--- START TASK DATA ---

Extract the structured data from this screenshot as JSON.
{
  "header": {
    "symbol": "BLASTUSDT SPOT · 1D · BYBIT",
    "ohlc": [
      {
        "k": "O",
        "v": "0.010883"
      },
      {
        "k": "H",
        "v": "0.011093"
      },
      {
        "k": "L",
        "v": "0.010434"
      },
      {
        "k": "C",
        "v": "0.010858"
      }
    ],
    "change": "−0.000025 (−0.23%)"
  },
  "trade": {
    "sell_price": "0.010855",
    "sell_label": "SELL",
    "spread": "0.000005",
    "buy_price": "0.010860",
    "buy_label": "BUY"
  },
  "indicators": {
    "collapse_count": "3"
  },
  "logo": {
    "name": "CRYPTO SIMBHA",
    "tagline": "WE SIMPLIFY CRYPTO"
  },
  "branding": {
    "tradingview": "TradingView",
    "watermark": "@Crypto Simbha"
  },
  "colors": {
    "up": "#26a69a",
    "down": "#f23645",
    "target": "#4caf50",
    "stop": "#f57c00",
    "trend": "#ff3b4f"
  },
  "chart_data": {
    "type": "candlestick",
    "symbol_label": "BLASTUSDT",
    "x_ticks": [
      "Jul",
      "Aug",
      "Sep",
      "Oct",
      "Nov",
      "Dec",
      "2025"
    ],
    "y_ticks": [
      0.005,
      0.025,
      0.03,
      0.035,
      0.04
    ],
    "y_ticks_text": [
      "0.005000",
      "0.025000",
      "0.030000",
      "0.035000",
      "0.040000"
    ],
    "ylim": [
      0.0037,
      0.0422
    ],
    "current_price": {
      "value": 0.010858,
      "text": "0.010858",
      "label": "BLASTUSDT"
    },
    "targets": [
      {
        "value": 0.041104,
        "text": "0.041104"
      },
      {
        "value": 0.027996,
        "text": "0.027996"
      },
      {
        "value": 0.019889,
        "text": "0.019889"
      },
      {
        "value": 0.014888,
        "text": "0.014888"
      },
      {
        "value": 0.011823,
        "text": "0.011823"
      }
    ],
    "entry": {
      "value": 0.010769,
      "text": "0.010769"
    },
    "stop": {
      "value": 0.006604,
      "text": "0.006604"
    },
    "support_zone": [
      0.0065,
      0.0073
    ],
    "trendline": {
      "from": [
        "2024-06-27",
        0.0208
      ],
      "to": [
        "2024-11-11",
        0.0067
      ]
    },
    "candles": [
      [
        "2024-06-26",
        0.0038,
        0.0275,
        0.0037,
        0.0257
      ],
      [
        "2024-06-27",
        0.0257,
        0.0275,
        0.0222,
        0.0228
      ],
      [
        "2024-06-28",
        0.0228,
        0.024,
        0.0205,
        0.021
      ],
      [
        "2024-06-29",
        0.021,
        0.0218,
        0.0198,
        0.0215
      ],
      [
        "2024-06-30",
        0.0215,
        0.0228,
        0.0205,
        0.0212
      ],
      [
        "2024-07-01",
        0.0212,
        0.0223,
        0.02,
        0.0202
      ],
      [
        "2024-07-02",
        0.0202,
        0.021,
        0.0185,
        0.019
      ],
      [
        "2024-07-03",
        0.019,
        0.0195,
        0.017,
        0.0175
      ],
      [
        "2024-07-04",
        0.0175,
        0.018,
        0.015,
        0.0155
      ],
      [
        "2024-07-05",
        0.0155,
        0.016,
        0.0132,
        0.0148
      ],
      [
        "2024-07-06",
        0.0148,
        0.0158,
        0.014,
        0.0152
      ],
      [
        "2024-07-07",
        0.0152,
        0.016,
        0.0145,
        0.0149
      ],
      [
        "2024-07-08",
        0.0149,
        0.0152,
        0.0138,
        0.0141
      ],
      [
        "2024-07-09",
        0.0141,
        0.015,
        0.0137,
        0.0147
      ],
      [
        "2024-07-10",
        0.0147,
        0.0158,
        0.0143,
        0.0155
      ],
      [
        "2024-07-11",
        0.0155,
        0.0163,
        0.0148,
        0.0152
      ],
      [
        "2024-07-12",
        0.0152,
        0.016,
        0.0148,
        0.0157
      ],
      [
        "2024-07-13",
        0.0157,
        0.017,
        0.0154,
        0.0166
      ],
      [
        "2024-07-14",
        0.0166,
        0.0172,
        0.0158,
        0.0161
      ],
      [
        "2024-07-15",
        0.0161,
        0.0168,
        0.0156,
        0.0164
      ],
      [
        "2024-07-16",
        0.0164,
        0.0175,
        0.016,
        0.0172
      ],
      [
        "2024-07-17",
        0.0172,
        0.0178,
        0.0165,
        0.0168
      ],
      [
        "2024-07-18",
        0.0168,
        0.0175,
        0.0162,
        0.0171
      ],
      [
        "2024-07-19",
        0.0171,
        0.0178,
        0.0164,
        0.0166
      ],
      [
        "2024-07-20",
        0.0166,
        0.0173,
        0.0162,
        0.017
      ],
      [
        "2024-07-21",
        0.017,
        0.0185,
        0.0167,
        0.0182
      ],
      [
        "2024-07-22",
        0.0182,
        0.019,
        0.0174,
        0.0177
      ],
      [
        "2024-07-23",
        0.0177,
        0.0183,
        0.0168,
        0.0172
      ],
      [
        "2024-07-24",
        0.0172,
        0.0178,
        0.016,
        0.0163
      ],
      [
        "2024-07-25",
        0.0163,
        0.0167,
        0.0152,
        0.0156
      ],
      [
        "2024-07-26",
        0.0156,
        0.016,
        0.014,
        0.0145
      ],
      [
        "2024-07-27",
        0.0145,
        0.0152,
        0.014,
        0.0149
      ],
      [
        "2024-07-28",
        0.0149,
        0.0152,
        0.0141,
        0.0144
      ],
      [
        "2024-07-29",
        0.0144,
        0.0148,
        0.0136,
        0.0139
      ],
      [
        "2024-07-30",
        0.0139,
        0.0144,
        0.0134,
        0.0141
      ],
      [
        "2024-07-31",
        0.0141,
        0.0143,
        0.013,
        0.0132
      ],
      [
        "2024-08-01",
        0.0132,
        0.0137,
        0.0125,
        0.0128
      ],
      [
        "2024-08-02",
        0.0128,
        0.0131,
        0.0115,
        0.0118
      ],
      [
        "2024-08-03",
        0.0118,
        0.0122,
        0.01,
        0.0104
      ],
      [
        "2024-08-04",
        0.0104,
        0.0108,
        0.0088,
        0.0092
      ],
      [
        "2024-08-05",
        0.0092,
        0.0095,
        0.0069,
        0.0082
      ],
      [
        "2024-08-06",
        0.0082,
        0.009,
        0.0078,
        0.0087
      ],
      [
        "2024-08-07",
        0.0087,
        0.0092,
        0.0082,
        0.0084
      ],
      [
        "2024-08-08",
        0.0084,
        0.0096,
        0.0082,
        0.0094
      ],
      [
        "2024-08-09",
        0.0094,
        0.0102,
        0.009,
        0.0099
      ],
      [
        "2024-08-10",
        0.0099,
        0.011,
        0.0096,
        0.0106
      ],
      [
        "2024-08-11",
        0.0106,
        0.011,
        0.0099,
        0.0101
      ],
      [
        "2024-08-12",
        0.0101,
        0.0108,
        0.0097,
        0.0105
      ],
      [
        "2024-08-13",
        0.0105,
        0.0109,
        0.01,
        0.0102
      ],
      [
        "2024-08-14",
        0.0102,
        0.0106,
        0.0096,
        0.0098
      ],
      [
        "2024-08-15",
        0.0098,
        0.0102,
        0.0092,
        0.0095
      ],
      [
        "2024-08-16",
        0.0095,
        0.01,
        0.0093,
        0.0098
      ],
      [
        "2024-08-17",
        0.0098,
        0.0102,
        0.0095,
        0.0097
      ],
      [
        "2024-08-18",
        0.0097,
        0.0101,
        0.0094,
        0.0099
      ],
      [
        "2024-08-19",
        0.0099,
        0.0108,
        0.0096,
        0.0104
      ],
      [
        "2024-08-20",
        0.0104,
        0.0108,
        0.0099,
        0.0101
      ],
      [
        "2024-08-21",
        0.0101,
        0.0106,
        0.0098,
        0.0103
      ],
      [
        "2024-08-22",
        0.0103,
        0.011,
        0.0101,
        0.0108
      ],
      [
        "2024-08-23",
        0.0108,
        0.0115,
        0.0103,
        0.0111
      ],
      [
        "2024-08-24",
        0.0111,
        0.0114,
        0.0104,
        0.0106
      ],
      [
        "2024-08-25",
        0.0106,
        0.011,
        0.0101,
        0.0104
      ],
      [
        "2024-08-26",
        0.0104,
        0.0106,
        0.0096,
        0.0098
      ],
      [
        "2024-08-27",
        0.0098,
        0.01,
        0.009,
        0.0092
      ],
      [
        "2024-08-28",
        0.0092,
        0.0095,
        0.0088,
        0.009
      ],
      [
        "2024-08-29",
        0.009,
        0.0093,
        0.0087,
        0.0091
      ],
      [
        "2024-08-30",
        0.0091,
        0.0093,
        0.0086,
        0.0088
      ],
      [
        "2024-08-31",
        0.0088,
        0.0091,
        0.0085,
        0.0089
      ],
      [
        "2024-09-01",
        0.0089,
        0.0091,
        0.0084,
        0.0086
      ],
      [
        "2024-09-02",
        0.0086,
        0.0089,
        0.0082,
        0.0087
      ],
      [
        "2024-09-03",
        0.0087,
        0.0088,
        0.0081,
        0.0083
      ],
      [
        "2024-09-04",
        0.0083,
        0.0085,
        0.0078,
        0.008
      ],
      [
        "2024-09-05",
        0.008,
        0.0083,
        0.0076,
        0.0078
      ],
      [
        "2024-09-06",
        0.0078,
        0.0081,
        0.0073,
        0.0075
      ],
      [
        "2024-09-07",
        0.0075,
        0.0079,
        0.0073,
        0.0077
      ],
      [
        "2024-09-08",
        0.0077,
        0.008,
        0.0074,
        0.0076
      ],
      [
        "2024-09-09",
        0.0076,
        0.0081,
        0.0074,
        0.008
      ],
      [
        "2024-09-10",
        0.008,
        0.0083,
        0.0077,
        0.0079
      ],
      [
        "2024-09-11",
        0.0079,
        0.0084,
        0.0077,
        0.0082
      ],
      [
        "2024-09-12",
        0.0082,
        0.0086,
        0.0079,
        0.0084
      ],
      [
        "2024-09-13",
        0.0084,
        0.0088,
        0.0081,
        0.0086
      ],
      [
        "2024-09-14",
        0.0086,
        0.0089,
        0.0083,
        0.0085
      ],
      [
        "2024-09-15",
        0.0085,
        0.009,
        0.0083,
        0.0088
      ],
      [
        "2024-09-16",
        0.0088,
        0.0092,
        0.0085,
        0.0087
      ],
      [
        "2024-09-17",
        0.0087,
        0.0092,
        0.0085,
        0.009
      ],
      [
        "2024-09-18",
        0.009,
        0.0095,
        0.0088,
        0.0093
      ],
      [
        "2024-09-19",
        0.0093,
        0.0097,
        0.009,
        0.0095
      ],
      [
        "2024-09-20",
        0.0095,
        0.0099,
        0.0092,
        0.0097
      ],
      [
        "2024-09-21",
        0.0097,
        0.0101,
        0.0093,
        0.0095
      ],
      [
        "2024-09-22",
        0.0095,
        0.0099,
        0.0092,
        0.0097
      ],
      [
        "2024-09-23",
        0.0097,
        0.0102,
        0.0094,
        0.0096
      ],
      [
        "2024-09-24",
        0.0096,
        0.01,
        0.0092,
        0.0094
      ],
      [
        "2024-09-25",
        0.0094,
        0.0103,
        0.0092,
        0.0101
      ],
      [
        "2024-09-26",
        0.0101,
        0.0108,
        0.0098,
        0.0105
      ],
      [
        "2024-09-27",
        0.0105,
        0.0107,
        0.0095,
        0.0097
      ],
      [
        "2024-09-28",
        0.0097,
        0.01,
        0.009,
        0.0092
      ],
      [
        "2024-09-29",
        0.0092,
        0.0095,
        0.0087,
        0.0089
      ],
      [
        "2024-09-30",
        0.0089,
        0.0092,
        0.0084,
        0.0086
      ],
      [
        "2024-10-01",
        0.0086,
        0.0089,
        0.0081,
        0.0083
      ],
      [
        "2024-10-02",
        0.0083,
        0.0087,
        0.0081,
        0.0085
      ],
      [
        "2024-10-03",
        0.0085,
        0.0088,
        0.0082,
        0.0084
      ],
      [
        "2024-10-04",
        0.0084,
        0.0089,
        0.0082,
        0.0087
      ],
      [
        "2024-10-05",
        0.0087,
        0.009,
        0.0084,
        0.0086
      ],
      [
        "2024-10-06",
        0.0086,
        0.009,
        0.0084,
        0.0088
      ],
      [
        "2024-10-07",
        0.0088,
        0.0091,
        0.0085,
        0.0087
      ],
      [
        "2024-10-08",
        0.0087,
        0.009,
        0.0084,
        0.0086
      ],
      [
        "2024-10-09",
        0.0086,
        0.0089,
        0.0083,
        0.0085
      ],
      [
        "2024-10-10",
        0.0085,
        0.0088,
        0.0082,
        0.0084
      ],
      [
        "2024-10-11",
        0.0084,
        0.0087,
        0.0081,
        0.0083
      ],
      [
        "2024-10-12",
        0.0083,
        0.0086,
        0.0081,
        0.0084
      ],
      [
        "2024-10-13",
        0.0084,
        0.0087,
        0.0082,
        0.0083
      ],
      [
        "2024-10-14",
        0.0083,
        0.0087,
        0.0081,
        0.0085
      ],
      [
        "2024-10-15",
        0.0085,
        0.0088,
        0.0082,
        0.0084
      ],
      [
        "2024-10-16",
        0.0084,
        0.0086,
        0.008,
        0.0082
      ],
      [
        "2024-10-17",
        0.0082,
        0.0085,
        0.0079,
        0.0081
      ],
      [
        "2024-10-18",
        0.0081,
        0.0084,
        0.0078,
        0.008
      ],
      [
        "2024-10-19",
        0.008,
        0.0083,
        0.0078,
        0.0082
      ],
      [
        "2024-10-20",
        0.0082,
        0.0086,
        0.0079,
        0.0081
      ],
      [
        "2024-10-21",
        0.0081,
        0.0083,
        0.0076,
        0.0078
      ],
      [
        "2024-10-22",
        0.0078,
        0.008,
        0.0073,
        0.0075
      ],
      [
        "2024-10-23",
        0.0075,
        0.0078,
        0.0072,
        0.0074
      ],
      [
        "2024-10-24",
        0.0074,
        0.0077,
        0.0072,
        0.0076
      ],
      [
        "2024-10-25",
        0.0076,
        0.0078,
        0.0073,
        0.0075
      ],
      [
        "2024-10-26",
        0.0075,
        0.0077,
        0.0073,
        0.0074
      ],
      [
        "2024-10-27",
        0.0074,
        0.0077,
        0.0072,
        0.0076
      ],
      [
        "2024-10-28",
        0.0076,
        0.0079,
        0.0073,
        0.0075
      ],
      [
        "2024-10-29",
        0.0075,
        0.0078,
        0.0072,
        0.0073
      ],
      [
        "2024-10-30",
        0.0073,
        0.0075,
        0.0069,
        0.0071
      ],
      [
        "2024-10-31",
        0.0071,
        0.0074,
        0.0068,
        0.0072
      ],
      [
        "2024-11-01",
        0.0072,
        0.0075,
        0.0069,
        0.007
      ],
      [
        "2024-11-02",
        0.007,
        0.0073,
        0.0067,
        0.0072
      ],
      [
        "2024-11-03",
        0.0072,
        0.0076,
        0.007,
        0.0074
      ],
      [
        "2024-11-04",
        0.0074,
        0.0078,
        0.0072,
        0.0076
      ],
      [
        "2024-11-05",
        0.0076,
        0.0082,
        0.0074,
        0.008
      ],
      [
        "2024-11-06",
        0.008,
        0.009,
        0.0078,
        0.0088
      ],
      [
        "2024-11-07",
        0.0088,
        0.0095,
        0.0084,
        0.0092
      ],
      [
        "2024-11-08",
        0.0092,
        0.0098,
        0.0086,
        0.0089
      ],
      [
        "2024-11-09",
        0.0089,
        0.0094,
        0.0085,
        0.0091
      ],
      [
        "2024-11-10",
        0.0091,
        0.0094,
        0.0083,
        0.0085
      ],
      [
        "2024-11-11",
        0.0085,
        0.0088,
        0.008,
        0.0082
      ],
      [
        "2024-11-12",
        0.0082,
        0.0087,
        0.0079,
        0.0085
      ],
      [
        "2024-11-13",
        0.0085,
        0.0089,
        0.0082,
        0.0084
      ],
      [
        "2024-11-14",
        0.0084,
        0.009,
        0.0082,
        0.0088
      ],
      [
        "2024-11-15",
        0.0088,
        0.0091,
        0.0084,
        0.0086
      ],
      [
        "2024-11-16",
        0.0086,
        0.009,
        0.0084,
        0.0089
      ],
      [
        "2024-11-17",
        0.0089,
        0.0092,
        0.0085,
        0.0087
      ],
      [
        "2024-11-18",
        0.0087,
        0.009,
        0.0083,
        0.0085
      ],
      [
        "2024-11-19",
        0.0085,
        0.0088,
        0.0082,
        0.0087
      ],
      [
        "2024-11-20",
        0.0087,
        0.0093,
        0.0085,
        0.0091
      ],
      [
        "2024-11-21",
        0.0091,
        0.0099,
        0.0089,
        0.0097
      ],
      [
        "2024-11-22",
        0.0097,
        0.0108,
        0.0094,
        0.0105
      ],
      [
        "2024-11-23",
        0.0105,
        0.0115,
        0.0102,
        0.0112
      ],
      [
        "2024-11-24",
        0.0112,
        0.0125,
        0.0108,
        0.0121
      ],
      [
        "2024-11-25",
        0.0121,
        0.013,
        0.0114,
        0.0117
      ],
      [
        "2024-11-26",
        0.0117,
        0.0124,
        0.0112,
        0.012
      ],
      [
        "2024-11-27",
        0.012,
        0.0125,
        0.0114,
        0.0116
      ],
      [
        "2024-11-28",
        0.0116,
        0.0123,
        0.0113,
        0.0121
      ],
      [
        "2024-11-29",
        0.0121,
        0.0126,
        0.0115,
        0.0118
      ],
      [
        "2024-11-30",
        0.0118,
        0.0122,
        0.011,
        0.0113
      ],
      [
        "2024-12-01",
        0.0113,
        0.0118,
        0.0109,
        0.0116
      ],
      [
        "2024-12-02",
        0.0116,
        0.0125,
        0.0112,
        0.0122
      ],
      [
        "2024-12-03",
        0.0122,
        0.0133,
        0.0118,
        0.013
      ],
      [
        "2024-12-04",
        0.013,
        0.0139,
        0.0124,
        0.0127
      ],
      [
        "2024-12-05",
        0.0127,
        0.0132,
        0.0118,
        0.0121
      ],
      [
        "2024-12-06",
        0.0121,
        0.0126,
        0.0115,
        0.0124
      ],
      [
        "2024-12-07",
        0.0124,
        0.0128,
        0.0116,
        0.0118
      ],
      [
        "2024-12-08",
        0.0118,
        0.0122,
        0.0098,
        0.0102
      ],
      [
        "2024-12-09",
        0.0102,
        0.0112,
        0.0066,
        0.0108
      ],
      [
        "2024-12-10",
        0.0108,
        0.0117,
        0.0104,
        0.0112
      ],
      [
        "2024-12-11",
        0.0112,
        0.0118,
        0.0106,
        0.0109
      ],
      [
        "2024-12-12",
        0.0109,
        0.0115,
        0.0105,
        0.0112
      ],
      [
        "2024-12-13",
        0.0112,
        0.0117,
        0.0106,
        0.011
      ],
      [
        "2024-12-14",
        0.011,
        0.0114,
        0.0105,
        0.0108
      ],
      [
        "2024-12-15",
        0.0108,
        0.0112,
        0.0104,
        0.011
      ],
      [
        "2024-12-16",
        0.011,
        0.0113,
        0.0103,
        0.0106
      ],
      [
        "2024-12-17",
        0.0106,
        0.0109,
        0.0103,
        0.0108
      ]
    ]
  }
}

--- END TASK DATA ---

__THE REQUEST__: Track down every line holding the string "value" and copy it.

__EXERCISE OUTPUT__:
      "value": 0.010858,
        "value": 0.041104,
        "value": 0.027996,
        "value": 0.019889,
        "value": 0.014888,
        "value": 0.011823,
      "value": 0.010769,
      "value": 0.006604,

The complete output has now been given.